(TEXTO PROPORCIONADO)
++++++++++

2 de junio de 2006
En las horas de la noche

En estas horas luminosas de la madrugada los espíritus y las musas campan a sus anchas sobre los tejados de la aldea... Horas propicias para escribir, para escuchar el piano sublime de Tete Montoliú, y también, por qué no, para empezar con este diario postmoderno que es un blog("moderno" por el uso de la técnica y "post" porque se publica).

Tantas cosas se pueden decir a estas horas... y tantas estupideces, sobre todo, amparado por el silencio y el anonimato... Pero de todo esto ya habrá tiempo. Se ventea en el aire el aroma de un verano aún por estrenar. Y un verano siempre es un verano, aunque algunos no tengamos vacaciones propiamente dichas. Habrá mucho que ver y mucho que escribir sentado en mi tejado. O eso espero, al menos.

++++++++++

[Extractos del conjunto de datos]
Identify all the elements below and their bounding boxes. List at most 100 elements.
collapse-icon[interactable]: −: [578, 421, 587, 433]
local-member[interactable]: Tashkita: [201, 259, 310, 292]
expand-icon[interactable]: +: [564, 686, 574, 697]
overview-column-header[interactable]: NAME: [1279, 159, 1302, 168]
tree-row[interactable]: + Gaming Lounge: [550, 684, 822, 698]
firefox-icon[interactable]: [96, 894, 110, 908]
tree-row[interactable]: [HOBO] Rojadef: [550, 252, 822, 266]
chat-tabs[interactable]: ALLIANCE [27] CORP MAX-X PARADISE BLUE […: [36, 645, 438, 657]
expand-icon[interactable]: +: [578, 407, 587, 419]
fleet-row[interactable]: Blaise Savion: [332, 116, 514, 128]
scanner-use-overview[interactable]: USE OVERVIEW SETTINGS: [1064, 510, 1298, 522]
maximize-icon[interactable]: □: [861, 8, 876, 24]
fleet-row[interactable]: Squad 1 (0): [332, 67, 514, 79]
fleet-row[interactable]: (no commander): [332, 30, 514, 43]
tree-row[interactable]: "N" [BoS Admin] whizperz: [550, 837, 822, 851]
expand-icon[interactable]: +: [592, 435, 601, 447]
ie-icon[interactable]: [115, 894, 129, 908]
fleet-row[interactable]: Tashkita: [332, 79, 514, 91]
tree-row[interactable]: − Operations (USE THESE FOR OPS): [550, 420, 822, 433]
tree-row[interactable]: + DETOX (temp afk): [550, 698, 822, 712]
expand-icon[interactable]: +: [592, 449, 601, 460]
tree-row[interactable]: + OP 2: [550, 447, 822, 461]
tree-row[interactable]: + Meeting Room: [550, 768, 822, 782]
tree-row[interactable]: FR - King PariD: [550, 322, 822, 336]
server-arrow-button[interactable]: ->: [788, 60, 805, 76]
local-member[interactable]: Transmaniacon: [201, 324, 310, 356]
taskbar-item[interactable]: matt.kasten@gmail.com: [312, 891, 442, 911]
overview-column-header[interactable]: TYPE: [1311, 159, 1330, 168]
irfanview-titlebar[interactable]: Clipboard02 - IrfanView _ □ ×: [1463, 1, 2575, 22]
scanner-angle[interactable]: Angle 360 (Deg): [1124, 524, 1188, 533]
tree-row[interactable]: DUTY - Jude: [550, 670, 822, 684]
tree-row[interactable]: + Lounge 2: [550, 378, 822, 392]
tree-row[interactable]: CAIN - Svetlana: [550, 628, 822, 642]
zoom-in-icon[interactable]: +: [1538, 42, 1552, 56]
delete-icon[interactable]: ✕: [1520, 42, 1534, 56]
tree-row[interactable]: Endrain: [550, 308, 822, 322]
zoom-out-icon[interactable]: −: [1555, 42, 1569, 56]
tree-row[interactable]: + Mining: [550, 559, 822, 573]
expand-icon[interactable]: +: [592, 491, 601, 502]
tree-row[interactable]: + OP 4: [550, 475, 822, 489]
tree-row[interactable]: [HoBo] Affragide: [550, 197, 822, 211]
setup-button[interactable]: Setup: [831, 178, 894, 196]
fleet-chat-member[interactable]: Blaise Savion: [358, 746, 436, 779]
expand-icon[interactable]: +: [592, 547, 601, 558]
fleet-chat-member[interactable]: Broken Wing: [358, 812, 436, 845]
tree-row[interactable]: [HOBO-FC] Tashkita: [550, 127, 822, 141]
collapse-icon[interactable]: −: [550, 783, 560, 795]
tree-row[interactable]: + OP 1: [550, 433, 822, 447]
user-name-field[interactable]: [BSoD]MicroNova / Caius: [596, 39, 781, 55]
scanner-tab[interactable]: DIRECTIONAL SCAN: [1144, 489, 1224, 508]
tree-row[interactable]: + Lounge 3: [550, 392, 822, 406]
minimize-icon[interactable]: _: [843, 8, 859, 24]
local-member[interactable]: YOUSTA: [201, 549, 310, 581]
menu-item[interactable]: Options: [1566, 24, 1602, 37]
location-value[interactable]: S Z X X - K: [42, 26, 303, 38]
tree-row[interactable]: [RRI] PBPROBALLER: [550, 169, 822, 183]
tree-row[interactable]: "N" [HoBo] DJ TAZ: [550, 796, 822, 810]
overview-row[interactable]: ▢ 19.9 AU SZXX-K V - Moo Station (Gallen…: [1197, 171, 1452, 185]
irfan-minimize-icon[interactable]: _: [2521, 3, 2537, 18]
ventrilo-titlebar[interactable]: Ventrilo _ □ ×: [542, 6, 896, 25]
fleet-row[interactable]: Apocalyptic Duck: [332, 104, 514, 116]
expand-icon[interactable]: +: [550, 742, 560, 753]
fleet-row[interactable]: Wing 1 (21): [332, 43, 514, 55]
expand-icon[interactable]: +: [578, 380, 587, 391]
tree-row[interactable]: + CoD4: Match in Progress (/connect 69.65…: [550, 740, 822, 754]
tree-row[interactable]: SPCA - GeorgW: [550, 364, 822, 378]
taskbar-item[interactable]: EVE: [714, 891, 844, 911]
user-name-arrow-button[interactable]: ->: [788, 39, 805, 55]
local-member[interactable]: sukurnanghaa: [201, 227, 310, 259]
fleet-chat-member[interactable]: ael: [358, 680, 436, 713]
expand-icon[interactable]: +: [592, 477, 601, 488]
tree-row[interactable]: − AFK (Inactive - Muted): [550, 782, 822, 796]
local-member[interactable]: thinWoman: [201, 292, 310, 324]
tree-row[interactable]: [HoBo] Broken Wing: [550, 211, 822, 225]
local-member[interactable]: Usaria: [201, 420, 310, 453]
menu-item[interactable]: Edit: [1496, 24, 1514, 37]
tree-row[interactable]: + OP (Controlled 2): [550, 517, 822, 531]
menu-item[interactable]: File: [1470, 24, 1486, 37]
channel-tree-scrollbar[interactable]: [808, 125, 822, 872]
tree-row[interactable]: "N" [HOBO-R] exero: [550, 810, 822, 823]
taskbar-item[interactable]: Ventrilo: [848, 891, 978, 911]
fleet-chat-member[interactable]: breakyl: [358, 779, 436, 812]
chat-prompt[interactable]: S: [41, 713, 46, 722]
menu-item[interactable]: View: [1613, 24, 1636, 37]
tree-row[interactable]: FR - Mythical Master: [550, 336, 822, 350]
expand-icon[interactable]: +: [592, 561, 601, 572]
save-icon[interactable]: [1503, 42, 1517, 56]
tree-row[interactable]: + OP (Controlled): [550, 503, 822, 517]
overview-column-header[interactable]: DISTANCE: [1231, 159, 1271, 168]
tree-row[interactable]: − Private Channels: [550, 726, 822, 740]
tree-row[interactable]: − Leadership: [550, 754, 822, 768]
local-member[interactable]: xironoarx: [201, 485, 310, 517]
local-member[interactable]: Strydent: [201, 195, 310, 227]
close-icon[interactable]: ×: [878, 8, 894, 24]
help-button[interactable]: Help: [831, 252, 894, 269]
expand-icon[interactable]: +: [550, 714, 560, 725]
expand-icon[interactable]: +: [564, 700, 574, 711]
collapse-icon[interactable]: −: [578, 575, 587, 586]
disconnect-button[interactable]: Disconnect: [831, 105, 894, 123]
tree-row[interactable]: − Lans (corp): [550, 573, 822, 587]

++++++++++

(TAREAS)
(1) En el texto sobre las horas de la noche, ¿de quién es el piano que se menciona?
(2) Prosigue el texto sobre las horas de la noche desde su última frase.
Las entradas proceden de otra fuente.

(RESPUESTAS POR TAREA)
(1) De Tete Montoliú.

(2)
 
Devanado por Escritor en el Tejado a las 3:01 p. m. ¤ ¤ Enlace a este post ¤ Menéame


2 Apostillas:


  • Blogger Marcela Sofía siguió este hilo el día 3/6/06 03:28 y dijo:

    Hay muchas horas propicias para hacer laguna actividad placentera: leer, reír, conversar, contemplar...
    Me gustó tu texto. Saludos.

     
  • Blogger Marcela Sofía siguió este hilo el día 3/6/06 03:28 y dijo:

    Jejeje, perdón, en lugar de "laguna", era "alguna".